START PROVIDED INFORMATION

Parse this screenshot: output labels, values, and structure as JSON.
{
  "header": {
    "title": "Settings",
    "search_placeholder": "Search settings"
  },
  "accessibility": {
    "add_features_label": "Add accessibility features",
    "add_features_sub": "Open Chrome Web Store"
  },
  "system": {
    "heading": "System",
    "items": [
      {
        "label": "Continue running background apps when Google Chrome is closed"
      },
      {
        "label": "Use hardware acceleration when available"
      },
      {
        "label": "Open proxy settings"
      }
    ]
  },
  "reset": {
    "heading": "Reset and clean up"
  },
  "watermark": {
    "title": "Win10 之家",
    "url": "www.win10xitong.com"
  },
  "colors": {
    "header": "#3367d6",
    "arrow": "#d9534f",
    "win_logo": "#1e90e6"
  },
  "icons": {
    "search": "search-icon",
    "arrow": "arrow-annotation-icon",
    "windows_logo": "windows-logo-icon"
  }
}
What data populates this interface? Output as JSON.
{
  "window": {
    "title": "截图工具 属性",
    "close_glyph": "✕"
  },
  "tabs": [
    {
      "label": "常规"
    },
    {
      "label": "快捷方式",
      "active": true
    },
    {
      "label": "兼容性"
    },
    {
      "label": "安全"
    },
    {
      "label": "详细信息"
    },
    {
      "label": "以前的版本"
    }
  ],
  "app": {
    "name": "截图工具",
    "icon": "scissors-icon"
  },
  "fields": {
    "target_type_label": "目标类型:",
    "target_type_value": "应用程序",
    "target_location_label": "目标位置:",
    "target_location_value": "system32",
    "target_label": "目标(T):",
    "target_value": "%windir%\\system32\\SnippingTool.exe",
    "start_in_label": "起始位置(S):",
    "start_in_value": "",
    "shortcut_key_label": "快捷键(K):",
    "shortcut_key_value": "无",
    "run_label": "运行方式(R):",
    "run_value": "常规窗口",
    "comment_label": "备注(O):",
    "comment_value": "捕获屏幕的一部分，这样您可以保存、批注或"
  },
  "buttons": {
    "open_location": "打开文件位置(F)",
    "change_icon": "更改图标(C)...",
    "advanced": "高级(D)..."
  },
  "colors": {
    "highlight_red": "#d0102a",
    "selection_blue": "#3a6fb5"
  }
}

END PROVIDED INFORMATION

WHAT THE TASK REQUIRES:
Transcribe each record exactly. Leave nothing out.

EXERCISE SOLUTION:
Parse this screenshot: output labels, values, and structure as JSON.
{
  "header": {
    "title": "Settings",
    "search_placeholder": "Search settings"
  },
  "accessibility": {
    "add_features_label": "Add accessibility features",
    "add_features_sub": "Open Chrome Web Store"
  },
  "system": {
    "heading": "System",
    "items": [
      {
        "label": "Continue running background apps when Google Chrome is closed"
      },
      {
        "label": "Use hardware acceleration when available"
      },
      {
        "label": "Open proxy settings"
      }
    ]
  },
  "reset": {
    "heading": "Reset and clean up"
  },
  "watermark": {
    "title": "Win10 之家",
    "url": "www.win10xitong.com"
  },
  "colors": {
    "header": "#3367d6",
    "arrow": "#d9534f",
    "win_logo": "#1e90e6"
  },
  "icons": {
    "search": "search-icon",
    "arrow": "arrow-annotation-icon",
    "windows_logo": "windows-logo-icon"
  }
}
What data populates this interface? Output as JSON.
{
  "window": {
    "title": "截图工具 属性",
    "close_glyph": "✕"
  },
  "tabs": [
    {
      "label": "常规"
    },
    {
      "label": "快捷方式",
      "active": true
    },
    {
      "label": "兼容性"
    },
    {
      "label": "安全"
    },
    {
      "label": "详细信息"
    },
    {
      "label": "以前的版本"
    }
  ],
  "app": {
    "name": "截图工具",
    "icon": "scissors-icon"
  },
  "fields": {
    "target_type_label": "目标类型:",
    "target_type_value": "应用程序",
    "target_location_label": "目标位置:",
    "target_location_value": "system32",
    "target_label": "目标(T):",
    "target_value": "%windir%\\system32\\SnippingTool.exe",
    "start_in_label": "起始位置(S):",
    "start_in_value": "",
    "shortcut_key_label": "快捷键(K):",
    "shortcut_key_value": "无",
    "run_label": "运行方式(R):",
    "run_value": "常规窗口",
    "comment_label": "备注(O):",
    "comment_value": "捕获屏幕的一部分，这样您可以保存、批注或"
  },
  "buttons": {
    "open_location": "打开文件位置(F)",
    "change_icon": "更改图标(C)...",
    "advanced": "高级(D)..."
  },
  "colors": {
    "highlight_red": "#d0102a",
    "selection_blue": "#3a6fb5"
  }
}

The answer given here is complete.